### Tasks to complete
1: In the article on watching new films online, what do Curzon members pay for a new release on Curzon on Demand?
2: Name every kind of film that the article on watching new films online says could gain greater exposure through simultaneous release at home and in cinemas.

Cinema on demand: the top five places to watch new films online

Cinema is dead, long live cinema!

The second most famous line in Sunset Boulevard comes near the beginning. Joe Gillis has broken down and is looking for help with his car. He pulls into the garage outside a seemingly empty mansion, where he is assumed to be an undertaker by the Miss Havisham-like figure lurking inside. She is wrapped up in a leopard print robe and hides behind dark glasses. Gillis turns to leave. "Wait a minute, have I seen you before?" he says. "Get out!" the woman commands. "You used to be in silent pictures, you’re Norma Desmond! You used to be big.” Desmond, played by Gloria Swanson, straightens her back and lowers her gaze. “I am big,” she informs him. “It’s the pictures that got small.”

She was right. Today many of us are as familiar with watching movies on a tiny laptop, mobile phone or tablet screen as with going to the cinema. You can order DVDs through the post, download new releases legally from iTunes or stream on demand from a growing number of back catalogues online. The model that held following the advent of video – cinematic release, home release, television – has broken down. With House of Cards and Arrested Development being funded and released simultaneously on Netflix, what reason is there to stop movies being produced in the same way? While mammoth international releases are unlikely to relinquish their box office potential; small, independent productions limited to big city art houses, are taking advantage of the potential for immediate release online.

A contemporary example. The German film Lore is currently on limited release, mainly in independent and specialist cinemas. Its distributor, Artificial Eye, is part of the same company that owns the Curzon Cinemas and launched Curzon on Demand last year. Now you have a choice: watch the film at home or at the cinema. This is exciting because it has the potential to provide greater exposure to films – art house, foreign language, short, experimental and documentary films – that would otherwise fail to make it to widespread release.

But what does this mean for film as an art form, cinema as an experience? Squinting in the dark, listening to baseless audio and leaving poor Joe Gillis floating in the pool while your broadband buffers itself stupid, or worse, you are subjected to adverts - is this really the way we want to watch films? The jury is out and the precise direction of simultaneous distribution is unclear. Below are five of the most interesting services available in the UK, each approaching on-demand viewing in their own way. The list is by no means exhaustive, so let us know of any (legal) alternatives below.

The most famous line from Sunset Boulevard comes at the end. Norma is lost to her cinematic delusions. The times have changed and so have the pictures. “All right, Mr DeMille, I’m ready for my close-up," she announces to the camera. She's not alone.

Curzon on Demand

Currently available online and on Apple devices, Curzon on Demand works much like a bespoke iTunes for independent cinema fans. New releases cost £10 (£9 for Curzon members) and viewers are provided HD streaming for seven days. Because CoD isn’t a subscription service, there is no free trial. Because they are connected to Artificial Eye, arguably the finest selection of independent and foreign films released in the UK rests at your finger tips, for £3 or £4 a pop.

### Excerpt from a dataset
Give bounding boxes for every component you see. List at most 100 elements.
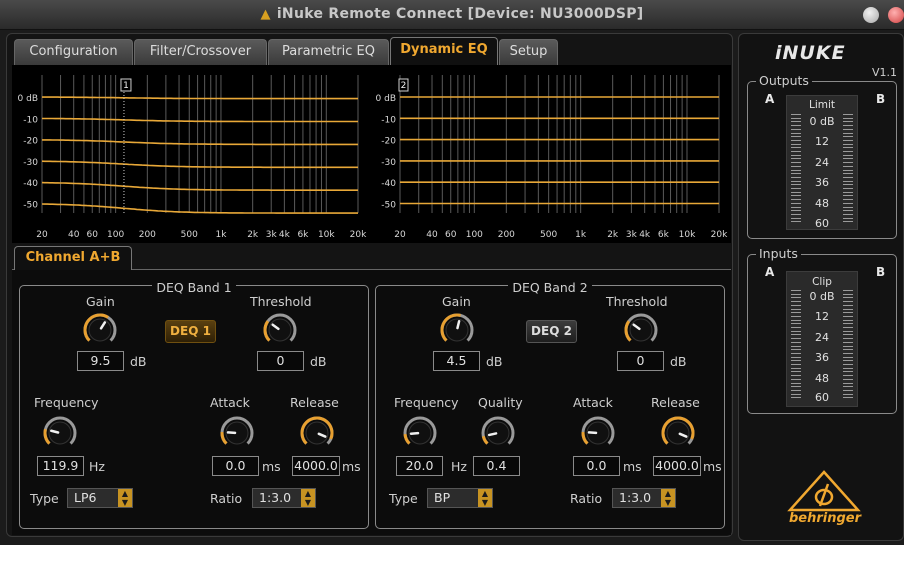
spin-arrows-icon: ▲ ▼ [118,489,132,507]
band-1-attack-knob[interactable] [220,416,254,450]
band-2-ratio-select[interactable]: 1:3.0 ▲ ▼ [612,488,676,508]
meter-tick [791,184,801,186]
close-button[interactable] [888,7,904,23]
band-2-attack-knob[interactable] [581,416,615,450]
tab-parametric-eq[interactable]: Parametric EQ [268,39,389,65]
meter-tick [791,151,801,152]
deq-1-button[interactable]: DEQ 1 [165,320,216,343]
meter-tick [843,323,853,325]
meter-tick [843,202,853,204]
band-1-gain-knob[interactable] [83,313,117,347]
band-2-threshold-label: Threshold [606,294,668,309]
band-2-frequency-knob[interactable] [403,416,437,450]
meter-tick [843,114,853,115]
meter-tick [843,188,853,189]
band-1-release-knob[interactable] [300,416,334,450]
band-1-threshold-knob[interactable] [263,313,297,347]
band-1-threshold-value[interactable]: 0 [257,351,304,371]
meter-tick [791,386,801,388]
band-1-attack-value[interactable]: 0.0 [212,456,259,476]
tab-setup[interactable]: Setup [499,39,558,65]
y-tick-label: -40 [23,179,38,189]
x-tick-label: 60 [87,230,99,240]
meter-tick [843,371,853,373]
meter-tick [791,323,801,325]
band-1-marker-label: 1 [123,81,129,91]
minimize-button[interactable] [863,7,879,23]
title-bar: ▲ iNuke Remote Connect [Device: NU3000DSP… [0,0,904,30]
channel-tab[interactable]: Channel A+B [14,246,132,270]
deq-2-button[interactable]: DEQ 2 [526,320,577,343]
x-tick-label: 20 [394,230,406,240]
meter-tick [791,128,801,130]
meter-tick [791,352,801,354]
meter-tick [791,147,801,149]
x-tick-label: 200 [498,230,515,240]
x-tick-label: 100 [107,230,124,240]
response-curve [41,160,358,169]
tab-dynamic-eq[interactable]: Dynamic EQ [390,37,498,65]
band-2-release-value[interactable]: 4000.0 [653,456,701,476]
version-label: V1.1 [872,66,898,79]
band-2-release-knob[interactable] [661,416,695,450]
band-2-attack-unit: ms [623,459,642,474]
meter-tick [843,136,853,138]
y-tick-label: -30 [23,158,38,168]
band-2-threshold-knob[interactable] [624,313,658,347]
meter-tick [843,117,853,119]
band-2-gain-knob[interactable] [440,313,474,347]
meter-tick [843,389,853,391]
band-2-ratio-value: 1:3.0 [619,490,652,505]
meter-tick [843,334,853,336]
meter-tick [843,338,853,340]
meter-tick [791,293,801,295]
band-2-release-label: Release [651,395,700,410]
band-1-frequency-value[interactable]: 119.9 [37,456,84,476]
meter-tick [843,367,853,369]
band-1-ratio-label: Ratio [210,491,243,506]
meter-tick [791,191,801,193]
meter-tick [791,327,801,328]
band-1-type-select[interactable]: LP6 ▲ ▼ [67,488,133,508]
meter-tick [791,121,801,123]
brand-name: behringer [788,511,862,526]
band-2-gain-value[interactable]: 4.5 [433,351,480,371]
band-2-threshold-value[interactable]: 0 [617,351,664,371]
meter-tick [791,206,801,208]
meter-tick [843,176,853,178]
band-1-release-label: Release [290,395,339,410]
x-tick-label: 3k [626,230,638,240]
band-1-gain-value[interactable]: 9.5 [77,351,124,371]
band-1-frequency-knob[interactable] [43,416,77,450]
band-2-frequency-value[interactable]: 20.0 [396,456,443,476]
band-2-quality-label: Quality [478,395,523,410]
meter-tick [791,139,801,141]
band-2-type-select[interactable]: BP ▲ ▼ [427,488,493,508]
tab-filter-crossover[interactable]: Filter/Crossover [134,39,267,65]
band-1-release-unit: ms [342,459,361,474]
x-tick-label: 20k [711,230,728,240]
meter-tick [791,334,801,336]
meter-tick [843,191,853,193]
band-1-release-value[interactable]: 4000.0 [292,456,340,476]
band-2-attack-value[interactable]: 0.0 [573,456,620,476]
outputs-meter-title: Limit [808,99,836,111]
band-2-quality-value[interactable]: 0.4 [473,456,520,476]
meter-tick [791,199,801,201]
meter-tick [843,125,853,127]
band-1-ratio-select[interactable]: 1:3.0 ▲ ▼ [252,488,316,508]
x-tick-label: 1k [575,230,587,240]
meter-tick [791,378,801,380]
meter-tick [791,308,801,310]
meter-tick [791,158,801,160]
tab-configuration[interactable]: Configuration [14,39,133,65]
x-tick-label: 1k [215,230,227,240]
meter-tick [843,352,853,354]
band-2-quality-knob[interactable] [481,416,515,450]
meter-tick [791,397,801,399]
meter-tick [843,199,853,201]
meter-tick [791,393,801,395]
outputs-group: Outputs A B Limit 0 dB 12 24 36 48 60 [747,73,897,239]
meter-tick [843,132,853,134]
meter-tick [791,213,801,215]
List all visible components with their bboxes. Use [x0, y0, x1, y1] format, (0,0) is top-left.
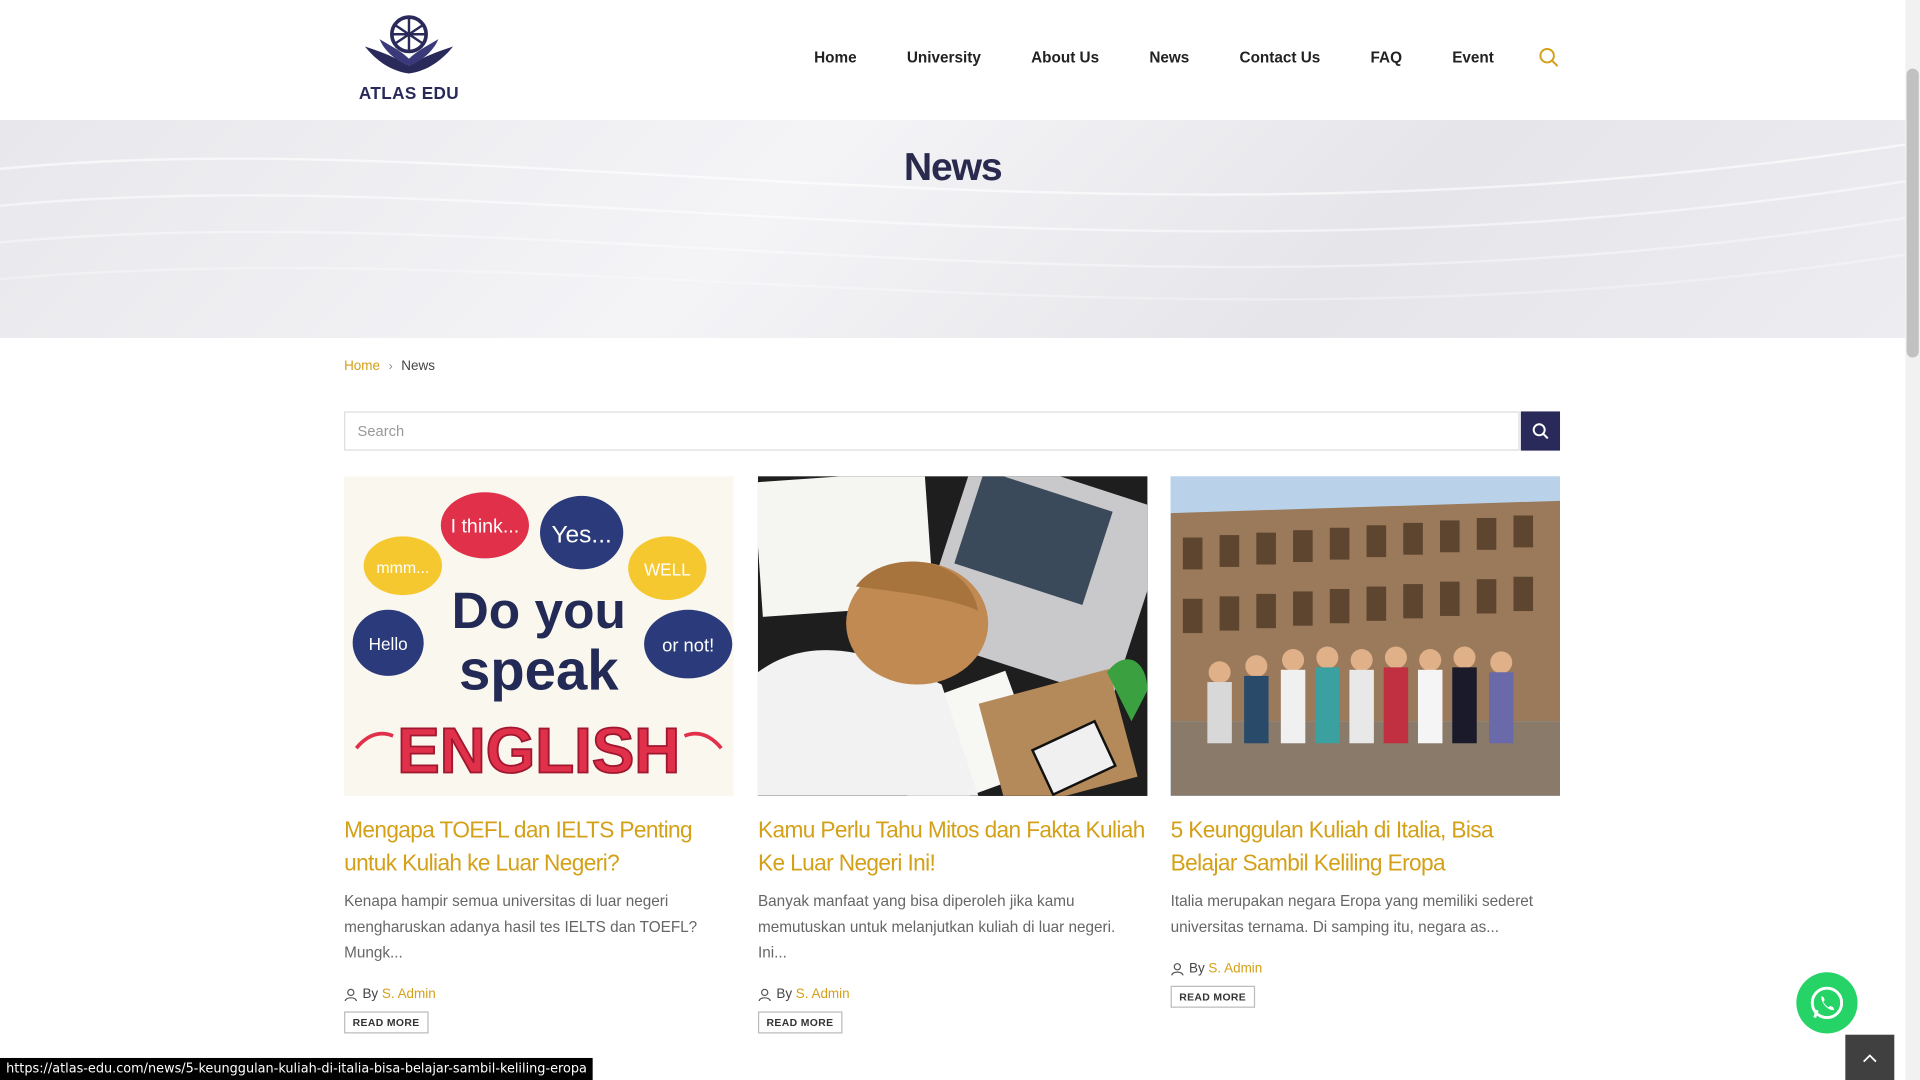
bubble-i-think: I think... — [451, 516, 520, 538]
post-thumbnail-colosseum[interactable] — [1170, 476, 1561, 796]
back-to-top-button[interactable] — [1845, 1034, 1895, 1080]
chevron-up-icon — [1863, 1053, 1877, 1062]
news-card: I think... Yes... mmm... WELL Hello or n… — [344, 476, 734, 1034]
search-icon — [1532, 423, 1549, 440]
post-excerpt: Banyak manfaat yang bisa diperoleh jika … — [757, 892, 1116, 962]
english-speech-bubbles-image: I think... Yes... mmm... WELL Hello or n… — [352, 492, 733, 788]
post-author-link[interactable]: S. Admin — [796, 987, 850, 1002]
nav-university[interactable]: University — [907, 49, 981, 66]
read-more-button[interactable]: READ MORE — [344, 1011, 429, 1034]
by-label: By — [362, 986, 379, 1002]
post-excerpt: Kenapa hampir semua universitas di luar … — [344, 892, 698, 962]
headline-do-you: Do you — [452, 581, 626, 639]
post-author-link[interactable]: S. Admin — [382, 987, 436, 1002]
logo-emblem-icon — [364, 15, 454, 74]
post-title[interactable]: Mengapa TOEFL dan IELTS Penting untuk Ku… — [344, 813, 733, 879]
search-button[interactable] — [1520, 411, 1561, 451]
site-header: ATLAS EDU Home University About Us News … — [0, 0, 1906, 122]
whatsapp-icon — [1810, 986, 1844, 1020]
nav-event[interactable]: Event — [1452, 49, 1494, 66]
breadcrumb-current: News — [401, 358, 435, 374]
whatsapp-chat-button[interactable] — [1796, 972, 1858, 1034]
main-nav: Home University About Us News Contact Us… — [764, 47, 1560, 69]
page-title: News — [903, 144, 1003, 189]
search-icon[interactable] — [1538, 47, 1560, 69]
news-card: 5 Keunggulan Kuliah di Italia, Bisa Bela… — [1170, 476, 1561, 1008]
nav-home[interactable]: Home — [814, 49, 857, 66]
post-meta: By S. Admin — [344, 987, 733, 1002]
search-input[interactable] — [344, 411, 1520, 451]
post-thumbnail-stressed-student[interactable] — [757, 476, 1148, 796]
news-card: Kamu Perlu Tahu Mitos dan Fakta Kuliah K… — [757, 476, 1148, 1034]
nav-news[interactable]: News — [1149, 49, 1189, 66]
post-excerpt: Italia merupakan negara Eropa yang memil… — [1170, 892, 1534, 936]
by-label: By — [776, 986, 793, 1002]
breadcrumb-home-link[interactable]: Home — [344, 359, 380, 374]
headline-speak: speak — [459, 638, 619, 701]
nav-faq[interactable]: FAQ — [1371, 49, 1402, 66]
bubble-well: WELL — [644, 560, 691, 580]
atlas-edu-logo[interactable]: ATLAS EDU — [353, 12, 466, 110]
read-more-button[interactable]: READ MORE — [1170, 985, 1255, 1008]
page-hero: News — [0, 120, 1906, 338]
bubble-hello: Hello — [369, 634, 408, 654]
chevron-right-icon: › — [388, 359, 393, 373]
bubble-yes: Yes... — [551, 521, 611, 548]
read-more-button[interactable]: READ MORE — [757, 1011, 843, 1034]
logo-text: ATLAS EDU — [358, 83, 460, 103]
post-author-link[interactable]: S. Admin — [1208, 961, 1262, 976]
post-thumbnail-english[interactable]: I think... Yes... mmm... WELL Hello or n… — [344, 476, 734, 796]
post-title[interactable]: Kamu Perlu Tahu Mitos dan Fakta Kuliah K… — [758, 813, 1147, 879]
bubble-mmm: mmm... — [376, 560, 429, 577]
nav-contact-us[interactable]: Contact Us — [1240, 49, 1321, 66]
post-meta: By S. Admin — [758, 987, 1147, 1002]
status-bar-url: https://atlas-edu.com/news/5-keunggulan-… — [0, 1057, 594, 1080]
colosseum-group-photo — [1170, 476, 1561, 796]
user-icon — [758, 988, 771, 1001]
stressed-student-photo — [757, 476, 1148, 796]
post-title[interactable]: 5 Keunggulan Kuliah di Italia, Bisa Bela… — [1171, 813, 1560, 879]
breadcrumb: Home › News — [344, 359, 435, 374]
post-meta: By S. Admin — [1171, 961, 1560, 976]
page-scrollbar[interactable] — [1905, 0, 1920, 1080]
bubble-or-not: or not! — [662, 634, 714, 655]
by-label: By — [1188, 961, 1205, 976]
scrollbar-thumb[interactable] — [1906, 68, 1919, 358]
news-search — [344, 411, 1561, 451]
user-icon — [344, 988, 357, 1001]
headline-english: ENGLISH — [397, 716, 680, 787]
nav-about-us[interactable]: About Us — [1031, 49, 1099, 66]
user-icon — [1171, 962, 1184, 975]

### List of solutions
1: £9

2: Art house, foreign language, short, experimental and documentary films.